Instructions for the task
Extract the complete data exactly as given.
-- begin Material for this exercise --
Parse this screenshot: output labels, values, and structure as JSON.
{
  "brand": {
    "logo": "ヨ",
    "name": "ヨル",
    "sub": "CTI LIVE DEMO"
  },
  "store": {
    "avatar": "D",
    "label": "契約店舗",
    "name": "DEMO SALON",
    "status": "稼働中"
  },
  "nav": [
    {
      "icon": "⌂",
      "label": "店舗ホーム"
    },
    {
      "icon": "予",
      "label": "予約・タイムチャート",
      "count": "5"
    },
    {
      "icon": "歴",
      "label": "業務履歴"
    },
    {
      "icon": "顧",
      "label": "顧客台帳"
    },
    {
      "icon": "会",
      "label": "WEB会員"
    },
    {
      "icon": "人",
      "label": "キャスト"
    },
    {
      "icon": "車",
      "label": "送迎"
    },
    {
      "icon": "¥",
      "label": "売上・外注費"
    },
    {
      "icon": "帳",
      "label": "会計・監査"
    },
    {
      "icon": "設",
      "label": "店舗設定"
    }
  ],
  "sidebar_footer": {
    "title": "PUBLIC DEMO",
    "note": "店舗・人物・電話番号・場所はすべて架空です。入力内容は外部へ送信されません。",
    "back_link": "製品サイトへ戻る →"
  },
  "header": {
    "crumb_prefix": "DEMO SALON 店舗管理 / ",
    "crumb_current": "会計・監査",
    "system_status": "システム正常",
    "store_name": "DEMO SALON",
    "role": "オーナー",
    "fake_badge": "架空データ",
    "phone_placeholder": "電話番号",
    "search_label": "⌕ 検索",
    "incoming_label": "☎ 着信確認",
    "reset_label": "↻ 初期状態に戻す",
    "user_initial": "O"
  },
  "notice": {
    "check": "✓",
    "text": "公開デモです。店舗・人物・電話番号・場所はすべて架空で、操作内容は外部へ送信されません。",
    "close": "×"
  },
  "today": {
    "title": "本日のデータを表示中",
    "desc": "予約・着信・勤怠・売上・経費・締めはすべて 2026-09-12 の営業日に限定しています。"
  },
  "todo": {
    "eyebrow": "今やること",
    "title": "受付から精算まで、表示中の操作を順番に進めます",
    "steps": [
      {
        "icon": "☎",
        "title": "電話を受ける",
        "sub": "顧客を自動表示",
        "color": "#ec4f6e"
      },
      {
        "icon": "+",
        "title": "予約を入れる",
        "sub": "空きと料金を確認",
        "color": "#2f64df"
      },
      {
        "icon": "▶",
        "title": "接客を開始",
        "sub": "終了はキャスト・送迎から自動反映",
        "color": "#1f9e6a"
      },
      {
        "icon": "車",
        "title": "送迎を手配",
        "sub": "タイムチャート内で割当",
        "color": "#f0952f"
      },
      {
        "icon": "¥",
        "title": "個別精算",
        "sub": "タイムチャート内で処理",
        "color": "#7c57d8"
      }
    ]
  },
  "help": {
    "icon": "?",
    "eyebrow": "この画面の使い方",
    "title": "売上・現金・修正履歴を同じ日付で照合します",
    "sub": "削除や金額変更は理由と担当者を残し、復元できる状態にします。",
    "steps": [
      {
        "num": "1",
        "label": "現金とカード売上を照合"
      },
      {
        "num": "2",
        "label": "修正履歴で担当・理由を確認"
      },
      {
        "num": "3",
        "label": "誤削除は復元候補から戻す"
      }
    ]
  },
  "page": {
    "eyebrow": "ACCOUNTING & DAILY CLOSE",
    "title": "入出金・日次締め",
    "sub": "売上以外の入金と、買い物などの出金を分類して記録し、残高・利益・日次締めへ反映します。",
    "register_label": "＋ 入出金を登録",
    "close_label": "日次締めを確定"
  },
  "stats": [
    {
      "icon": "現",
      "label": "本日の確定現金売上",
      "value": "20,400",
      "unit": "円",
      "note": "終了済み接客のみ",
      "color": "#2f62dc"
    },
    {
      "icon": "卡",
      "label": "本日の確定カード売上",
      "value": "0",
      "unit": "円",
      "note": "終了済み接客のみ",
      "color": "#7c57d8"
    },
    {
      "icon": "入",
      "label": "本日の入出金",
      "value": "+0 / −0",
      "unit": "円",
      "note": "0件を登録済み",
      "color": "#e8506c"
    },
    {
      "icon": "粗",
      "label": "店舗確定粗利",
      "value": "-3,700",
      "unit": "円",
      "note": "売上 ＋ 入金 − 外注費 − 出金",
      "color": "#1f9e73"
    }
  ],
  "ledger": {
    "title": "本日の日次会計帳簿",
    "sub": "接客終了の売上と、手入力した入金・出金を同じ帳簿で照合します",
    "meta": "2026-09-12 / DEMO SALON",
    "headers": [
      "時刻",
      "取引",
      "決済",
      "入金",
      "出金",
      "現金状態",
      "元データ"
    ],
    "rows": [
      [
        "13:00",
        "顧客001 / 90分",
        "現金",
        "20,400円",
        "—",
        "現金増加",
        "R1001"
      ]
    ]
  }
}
-- end Material for this exercise --
Response to this task
Parse this screenshot: output labels, values, and structure as JSON.
{
  "brand": {
    "logo": "ヨ",
    "name": "ヨル",
    "sub": "CTI LIVE DEMO"
  },
  "store": {
    "avatar": "D",
    "label": "契約店舗",
    "name": "DEMO SALON",
    "status": "稼働中"
  },
  "nav": [
    {
      "icon": "⌂",
      "label": "店舗ホーム"
    },
    {
      "icon": "予",
      "label": "予約・タイムチャート",
      "count": "5"
    },
    {
      "icon": "歴",
      "label": "業務履歴"
    },
    {
      "icon": "顧",
      "label": "顧客台帳"
    },
    {
      "icon": "会",
      "label": "WEB会員"
    },
    {
      "icon": "人",
      "label": "キャスト"
    },
    {
      "icon": "車",
      "label": "送迎"
    },
    {
      "icon": "¥",
      "label": "売上・外注費"
    },
    {
      "icon": "帳",
      "label": "会計・監査"
    },
    {
      "icon": "設",
      "label": "店舗設定"
    }
  ],
  "sidebar_footer": {
    "title": "PUBLIC DEMO",
    "note": "店舗・人物・電話番号・場所はすべて架空です。入力内容は外部へ送信されません。",
    "back_link": "製品サイトへ戻る →"
  },
  "header": {
    "crumb_prefix": "DEMO SALON 店舗管理 / ",
    "crumb_current": "会計・監査",
    "system_status": "システム正常",
    "store_name": "DEMO SALON",
    "role": "オーナー",
    "fake_badge": "架空データ",
    "phone_placeholder": "電話番号",
    "search_label": "⌕ 検索",
    "incoming_label": "☎ 着信確認",
    "reset_label": "↻ 初期状態に戻す",
    "user_initial": "O"
  },
  "notice": {
    "check": "✓",
    "text": "公開デモです。店舗・人物・電話番号・場所はすべて架空で、操作内容は外部へ送信されません。",
    "close": "×"
  },
  "today": {
    "title": "本日のデータを表示中",
    "desc": "予約・着信・勤怠・売上・経費・締めはすべて 2026-09-12 の営業日に限定しています。"
  },
  "todo": {
    "eyebrow": "今やること",
    "title": "受付から精算まで、表示中の操作を順番に進めます",
    "steps": [
      {
        "icon": "☎",
        "title": "電話を受ける",
        "sub": "顧客を自動表示",
        "color": "#ec4f6e"
      },
      {
        "icon": "+",
        "title": "予約を入れる",
        "sub": "空きと料金を確認",
        "color": "#2f64df"
      },
      {
        "icon": "▶",
        "title": "接客を開始",
        "sub": "終了はキャスト・送迎から自動反映",
        "color": "#1f9e6a"
      },
      {
        "icon": "車",
        "title": "送迎を手配",
        "sub": "タイムチャート内で割当",
        "color": "#f0952f"
      },
      {
        "icon": "¥",
        "title": "個別精算",
        "sub": "タイムチャート内で処理",
        "color": "#7c57d8"
      }
    ]
  },
  "help": {
    "icon": "?",
    "eyebrow": "この画面の使い方",
    "title": "売上・現金・修正履歴を同じ日付で照合します",
    "sub": "削除や金額変更は理由と担当者を残し、復元できる状態にします。",
    "steps": [
      {
        "num": "1",
        "label": "現金とカード売上を照合"
      },
      {
        "num": "2",
        "label": "修正履歴で担当・理由を確認"
      },
      {
        "num": "3",
        "label": "誤削除は復元候補から戻す"
      }
    ]
  },
  "page": {
    "eyebrow": "ACCOUNTING & DAILY CLOSE",
    "title": "入出金・日次締め",
    "sub": "売上以外の入金と、買い物などの出金を分類して記録し、残高・利益・日次締めへ反映します。",
    "register_label": "＋ 入出金を登録",
    "close_label": "日次締めを確定"
  },
  "stats": [
    {
      "icon": "現",
      "label": "本日の確定現金売上",
      "value": "20,400",
      "unit": "円",
      "note": "終了済み接客のみ",
      "color": "#2f62dc"
    },
    {
      "icon": "卡",
      "label": "本日の確定カード売上",
      "value": "0",
      "unit": "円",
      "note": "終了済み接客のみ",
      "color": "#7c57d8"
    },
    {
      "icon": "入",
      "label": "本日の入出金",
      "value": "+0 / −0",
      "unit": "円",
      "note": "0件を登録済み",
      "color": "#e8506c"
    },
    {
      "icon": "粗",
      "label": "店舗確定粗利",
      "value": "-3,700",
      "unit": "円",
      "note": "売上 ＋ 入金 − 外注費 − 出金",
      "color": "#1f9e73"
    }
  ],
  "ledger": {
    "title": "本日の日次会計帳簿",
    "sub": "接客終了の売上と、手入力した入金・出金を同じ帳簿で照合します",
    "meta": "2026-09-12 / DEMO SALON",
    "headers": [
      "時刻",
      "取引",
      "決済",
      "入金",
      "出金",
      "現金状態",
      "元データ"
    ],
    "rows": [
      [
        "13:00",
        "顧客001 / 90分",
        "現金",
        "20,400円",
        "—",
        "現金増加",
        "R1001"
      ]
    ]
  }
}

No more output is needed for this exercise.